Görev Ayrıntıları -> Avustralya Günü metninde "Aborijin ve Torres Körfezi Adalıların" ifadesini içeren sözcüklerle açılıp "tartışmasının başlangıç noktası." ile kapanan bölümü, "fikir birliği" yerine "mutabakat" koyarak güncelleyiniz ve yeniden yazınız.

Belge Metni ->
Egemenlik, Anlaşma, Tanınma: Avustralya’nın yerli halkı için 26 Ocak neden üzücü bir gün?

Her yıl 26 Ocak Avustralya Günü’nde kıtanın Britanya tarafından kolonileştirilmesi anılıyor. 1788’de başlayan kolonileşmeyi kutlamak ülkede son derece tartışılır bir hale gelmiş durumda. 1938’den beri 26 Ocak Aborigin ve Torres Körfezi Ada halklar için Matem Günü olarak anılıyor. Son yıllarda İstila veya Hayatta Kalma günü olarak da anılıyor.

Watu washiriki katika maandamano ya "siku ya uvamizi" kwenye siku kuu ya Australia mjini Melbourne 26 January, 2018.

Watu washiriki katika maandamano ya "siku ya uvamizi" kwenye siku kuu ya Australia mjini Melbourne 26 January, 2018. Source: Getty

Farklı toplum ve grupların 26 Ocak gününü anması arasındaki farkın merkezinde egemenlik kavramı yatıyor. Bu da Avrupalıların kıtayı bulmasından önce yerli Avustralyalıların toprakları, gelenekleri, kanunları, eğitimleri ve sağlıkları üzerinde egemen oldukları ve bu egemenliği Avrupalılara teslim etmedikleri anlamına geliyor.

Aborijin ve Torres Körfezi Adalıların hakları konusundaki tartışmada egemenlik kavramı üzerine genel bir fikir birliği mevcut. Ancak yerli gruplar arasında egemenliğin tanınması üzerine ayrılıklar bulunuyor, ki bu da Avustralya’da devam eden Tanınma, Anlaşma, Ses ve Gerçek tartışmasının başlangıç noktası.
Australians Celebrate Australia Day As Debate Continues Over Changing The Date
Australians Celebrate Australia Day As Debate Continues Over Changing The Date Source: Getty Images

‘Tanınma’

Tekliflerden biri Avustralya Anayasa’sında yerli halkların tanınması. Anayasa değişikliği için yapılan çalışmalar kapsamında 1980’lerden beri konu hakkında uzmanlar, Senato soruşturmaları, anayasa komisyonları ve referandum konseylerinin hazırladığı rapor ve tavsiyeler inceleniyor.

Ülke çapındaki Aborijin ve Torres Körfezi Adalı toplumların temsilcilerinin bir araya gelip 13 farklı üç günlük tartışmalar sonrası hazırladığı ‘Yürekten Uluru Bildirisi’ da bu incelemeyi etkileyen unsurlardan biri.



Yürekten Uluru Bildirisi Bilinçlendirme kampanyası From the Heart’ın başında olan Dean Parkin, ülkenin meclisinde yerli sesini duymak için kamu desteği peşinde olduklarını söylüyor.

“Kampanyamızın merkezinde sadece Uluru Bildirisi var. Ses, anlaşma ve gerçek bizim amacımız. Parlamentoda sesimizin olması, Aborijin ve Torres Boğazı Adalı toplumların temsilcisinin mecliste duyulması, ve bunun Avustralya demokrasisi ve Avustralya Anayasası tarafından geri alınamaz bir hak olarak korunması son derece önemli” diyor.

Verilen Malzeme ->
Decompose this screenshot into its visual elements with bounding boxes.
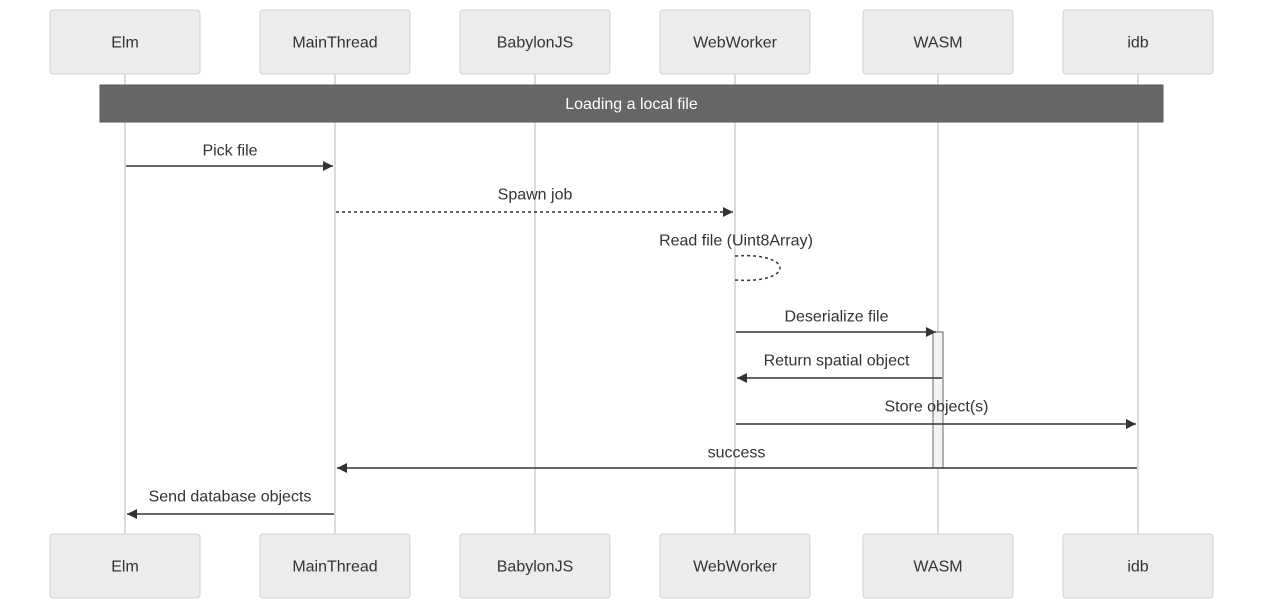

Alıştırma Sonucu ->
Aborijin ve Torres Körfezi Adalıların hakları konusundaki tartışmada egemenlik kavramı üzerine genel bir mutabakat mevcut. Ancak yerli gruplar arasında egemenliğin tanınması üzerine ayrılıklar bulunuyor, ki bu da Avustralya’da devam eden Tanınma, Anlaşma, Ses ve Gerçek tartışmasının başlangıç noktası.